### Written instruction
Copy each line exactly. Leave nothing out.

[Source records]

=======

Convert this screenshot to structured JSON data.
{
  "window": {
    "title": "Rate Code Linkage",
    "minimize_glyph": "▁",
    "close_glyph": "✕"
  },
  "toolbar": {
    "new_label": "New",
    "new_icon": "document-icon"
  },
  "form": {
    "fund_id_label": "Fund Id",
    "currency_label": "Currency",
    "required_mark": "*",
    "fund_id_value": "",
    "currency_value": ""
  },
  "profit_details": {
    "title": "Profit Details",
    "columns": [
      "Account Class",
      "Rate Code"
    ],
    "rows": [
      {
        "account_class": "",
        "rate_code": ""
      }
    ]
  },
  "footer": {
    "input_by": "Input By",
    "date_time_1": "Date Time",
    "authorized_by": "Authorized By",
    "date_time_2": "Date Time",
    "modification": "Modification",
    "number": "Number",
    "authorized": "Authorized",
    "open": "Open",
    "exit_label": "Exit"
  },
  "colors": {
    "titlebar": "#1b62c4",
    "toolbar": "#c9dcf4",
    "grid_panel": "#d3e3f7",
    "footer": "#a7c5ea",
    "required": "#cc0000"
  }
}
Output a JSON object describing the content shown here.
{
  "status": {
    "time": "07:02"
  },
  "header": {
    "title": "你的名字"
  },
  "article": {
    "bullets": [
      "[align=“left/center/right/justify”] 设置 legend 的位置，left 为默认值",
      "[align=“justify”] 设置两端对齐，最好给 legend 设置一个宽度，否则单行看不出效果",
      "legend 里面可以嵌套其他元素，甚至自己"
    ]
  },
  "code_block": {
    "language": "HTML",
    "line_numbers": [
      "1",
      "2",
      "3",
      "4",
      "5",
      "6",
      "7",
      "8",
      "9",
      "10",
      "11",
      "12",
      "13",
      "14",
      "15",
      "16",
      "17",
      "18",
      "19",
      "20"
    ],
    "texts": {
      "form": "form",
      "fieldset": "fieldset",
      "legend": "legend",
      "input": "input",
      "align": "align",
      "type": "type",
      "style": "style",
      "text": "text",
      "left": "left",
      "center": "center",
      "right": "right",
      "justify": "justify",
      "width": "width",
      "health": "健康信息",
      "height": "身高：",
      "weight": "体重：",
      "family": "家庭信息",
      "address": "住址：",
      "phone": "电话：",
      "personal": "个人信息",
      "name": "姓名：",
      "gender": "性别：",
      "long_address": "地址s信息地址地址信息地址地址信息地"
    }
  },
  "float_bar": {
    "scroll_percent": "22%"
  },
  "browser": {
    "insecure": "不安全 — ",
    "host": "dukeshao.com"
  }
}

=======

### Exercise response
Convert this screenshot to structured JSON data.
{
  "window": {
    "title": "Rate Code Linkage",
    "minimize_glyph": "▁",
    "close_glyph": "✕"
  },
  "toolbar": {
    "new_label": "New",
    "new_icon": "document-icon"
  },
  "form": {
    "fund_id_label": "Fund Id",
    "currency_label": "Currency",
    "required_mark": "*",
    "fund_id_value": "",
    "currency_value": ""
  },
  "profit_details": {
    "title": "Profit Details",
    "columns": [
      "Account Class",
      "Rate Code"
    ],
    "rows": [
      {
        "account_class": "",
        "rate_code": ""
      }
    ]
  },
  "footer": {
    "input_by": "Input By",
    "date_time_1": "Date Time",
    "authorized_by": "Authorized By",
    "date_time_2": "Date Time",
    "modification": "Modification",
    "number": "Number",
    "authorized": "Authorized",
    "open": "Open",
    "exit_label": "Exit"
  },
  "colors": {
    "titlebar": "#1b62c4",
    "toolbar": "#c9dcf4",
    "grid_panel": "#d3e3f7",
    "footer": "#a7c5ea",
    "required": "#cc0000"
  }
}
Output a JSON object describing the content shown here.
{
  "status": {
    "time": "07:02"
  },
  "header": {
    "title": "你的名字"
  },
  "article": {
    "bullets": [
      "[align=“left/center/right/justify”] 设置 legend 的位置，left 为默认值",
      "[align=“justify”] 设置两端对齐，最好给 legend 设置一个宽度，否则单行看不出效果",
      "legend 里面可以嵌套其他元素，甚至自己"
    ]
  },
  "code_block": {
    "language": "HTML",
    "line_numbers": [
      "1",
      "2",
      "3",
      "4",
      "5",
      "6",
      "7",
      "8",
      "9",
      "10",
      "11",
      "12",
      "13",
      "14",
      "15",
      "16",
      "17",
      "18",
      "19",
      "20"
    ],
    "texts": {
      "form": "form",
      "fieldset": "fieldset",
      "legend": "legend",
      "input": "input",
      "align": "align",
      "type": "type",
      "style": "style",
      "text": "text",
      "left": "left",
      "center": "center",
      "right": "right",
      "justify": "justify",
      "width": "width",
      "health": "健康信息",
      "height": "身高：",
      "weight": "体重：",
      "family": "家庭信息",
      "address": "住址：",
      "phone": "电话：",
      "personal": "个人信息",
      "name": "姓名：",
      "gender": "性别：",
      "long_address": "地址s信息地址地址信息地址地址信息地"
    }
  },
  "float_bar": {
    "scroll_percent": "22%"
  },
  "browser": {
    "insecure": "不安全 — ",
    "host": "dukeshao.com"
  }
}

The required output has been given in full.